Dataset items
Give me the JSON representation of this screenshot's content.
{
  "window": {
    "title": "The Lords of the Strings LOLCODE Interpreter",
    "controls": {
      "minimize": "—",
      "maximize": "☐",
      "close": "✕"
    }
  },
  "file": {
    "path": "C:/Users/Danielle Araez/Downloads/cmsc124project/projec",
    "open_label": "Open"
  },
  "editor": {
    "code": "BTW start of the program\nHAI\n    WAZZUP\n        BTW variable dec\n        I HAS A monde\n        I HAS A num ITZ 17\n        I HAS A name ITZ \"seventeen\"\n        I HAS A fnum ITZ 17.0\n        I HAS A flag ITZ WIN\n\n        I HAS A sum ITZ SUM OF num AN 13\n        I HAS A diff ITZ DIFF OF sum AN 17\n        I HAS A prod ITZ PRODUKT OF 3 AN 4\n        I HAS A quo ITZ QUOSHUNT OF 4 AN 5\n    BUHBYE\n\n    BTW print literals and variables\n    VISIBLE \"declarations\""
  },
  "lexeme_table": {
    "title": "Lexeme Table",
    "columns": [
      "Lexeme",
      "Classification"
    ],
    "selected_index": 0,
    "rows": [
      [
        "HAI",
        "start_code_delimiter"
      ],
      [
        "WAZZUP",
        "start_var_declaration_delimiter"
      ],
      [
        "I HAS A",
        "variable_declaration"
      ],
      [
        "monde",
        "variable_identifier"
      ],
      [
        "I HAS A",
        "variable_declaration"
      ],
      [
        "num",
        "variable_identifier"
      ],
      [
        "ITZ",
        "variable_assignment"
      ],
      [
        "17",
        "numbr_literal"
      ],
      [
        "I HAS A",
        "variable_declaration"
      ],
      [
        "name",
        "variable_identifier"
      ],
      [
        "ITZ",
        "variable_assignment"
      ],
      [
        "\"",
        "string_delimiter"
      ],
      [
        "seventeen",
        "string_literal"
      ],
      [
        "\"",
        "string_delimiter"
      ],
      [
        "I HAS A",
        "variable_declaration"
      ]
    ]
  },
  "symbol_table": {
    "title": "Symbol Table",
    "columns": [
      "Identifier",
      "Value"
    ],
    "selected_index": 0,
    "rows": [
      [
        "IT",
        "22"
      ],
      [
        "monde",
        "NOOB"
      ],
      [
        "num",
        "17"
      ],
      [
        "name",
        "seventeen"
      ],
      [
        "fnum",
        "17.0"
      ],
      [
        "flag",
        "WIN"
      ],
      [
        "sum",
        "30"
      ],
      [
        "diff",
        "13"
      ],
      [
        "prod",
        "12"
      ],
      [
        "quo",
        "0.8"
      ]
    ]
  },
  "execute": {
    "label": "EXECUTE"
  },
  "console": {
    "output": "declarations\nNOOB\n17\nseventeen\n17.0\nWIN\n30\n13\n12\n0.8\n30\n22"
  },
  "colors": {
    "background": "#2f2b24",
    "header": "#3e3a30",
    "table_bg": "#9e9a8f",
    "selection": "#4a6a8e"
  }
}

---

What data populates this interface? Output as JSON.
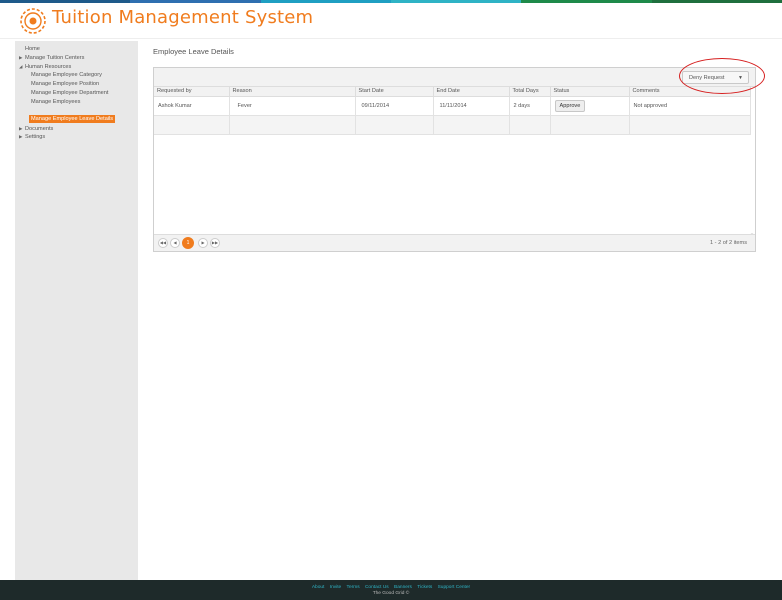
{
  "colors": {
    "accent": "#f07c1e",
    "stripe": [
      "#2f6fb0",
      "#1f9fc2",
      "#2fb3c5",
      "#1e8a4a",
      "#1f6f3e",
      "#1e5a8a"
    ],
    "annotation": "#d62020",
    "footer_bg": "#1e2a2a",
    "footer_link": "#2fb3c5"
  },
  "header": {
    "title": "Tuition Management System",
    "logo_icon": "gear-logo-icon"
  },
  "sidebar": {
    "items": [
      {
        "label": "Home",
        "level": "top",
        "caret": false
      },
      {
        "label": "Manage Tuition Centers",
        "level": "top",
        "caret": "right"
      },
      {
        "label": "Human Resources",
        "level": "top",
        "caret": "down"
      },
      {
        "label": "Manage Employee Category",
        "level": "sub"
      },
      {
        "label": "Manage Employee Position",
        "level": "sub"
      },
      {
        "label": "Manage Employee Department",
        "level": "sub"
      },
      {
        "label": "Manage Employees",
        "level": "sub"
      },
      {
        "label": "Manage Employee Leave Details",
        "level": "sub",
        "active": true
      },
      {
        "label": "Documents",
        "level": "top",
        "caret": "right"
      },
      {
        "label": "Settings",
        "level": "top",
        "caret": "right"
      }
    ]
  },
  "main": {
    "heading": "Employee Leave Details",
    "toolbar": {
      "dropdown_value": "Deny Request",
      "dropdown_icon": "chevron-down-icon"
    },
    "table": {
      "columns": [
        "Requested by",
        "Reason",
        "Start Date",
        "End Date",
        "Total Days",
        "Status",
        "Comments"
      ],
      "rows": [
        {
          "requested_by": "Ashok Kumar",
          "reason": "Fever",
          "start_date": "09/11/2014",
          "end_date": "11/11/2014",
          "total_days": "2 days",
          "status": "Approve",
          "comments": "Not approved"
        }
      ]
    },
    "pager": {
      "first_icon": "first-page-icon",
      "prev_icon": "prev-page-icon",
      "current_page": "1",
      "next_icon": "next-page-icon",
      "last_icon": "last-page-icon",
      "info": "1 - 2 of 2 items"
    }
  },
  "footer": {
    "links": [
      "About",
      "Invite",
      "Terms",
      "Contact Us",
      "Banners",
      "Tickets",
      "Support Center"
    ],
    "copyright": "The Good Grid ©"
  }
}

PROMPT → Filter the entries down to the lines with the word "flag" in them.

WRITTEN SOLUTION →
    "code": "BTW start of the program\nHAI\n    WAZZUP\n        BTW variable dec\n        I HAS A monde\n        I HAS A num ITZ 17\n        I HAS A name ITZ \"seventeen\"\n        I HAS A fnum ITZ 17.0\n        I HAS A flag ITZ WIN\n\n        I HAS A sum ITZ SUM OF num AN 13\n        I HAS A diff ITZ DIFF OF sum AN 17\n        I HAS A prod ITZ PRODUKT OF 3 AN 4\n        I HAS A quo ITZ QUOSHUNT OF 4 AN 5\n    BUHBYE\n\n    BTW print literals and variables\n    VISIBLE \"declarations\""
        "flag",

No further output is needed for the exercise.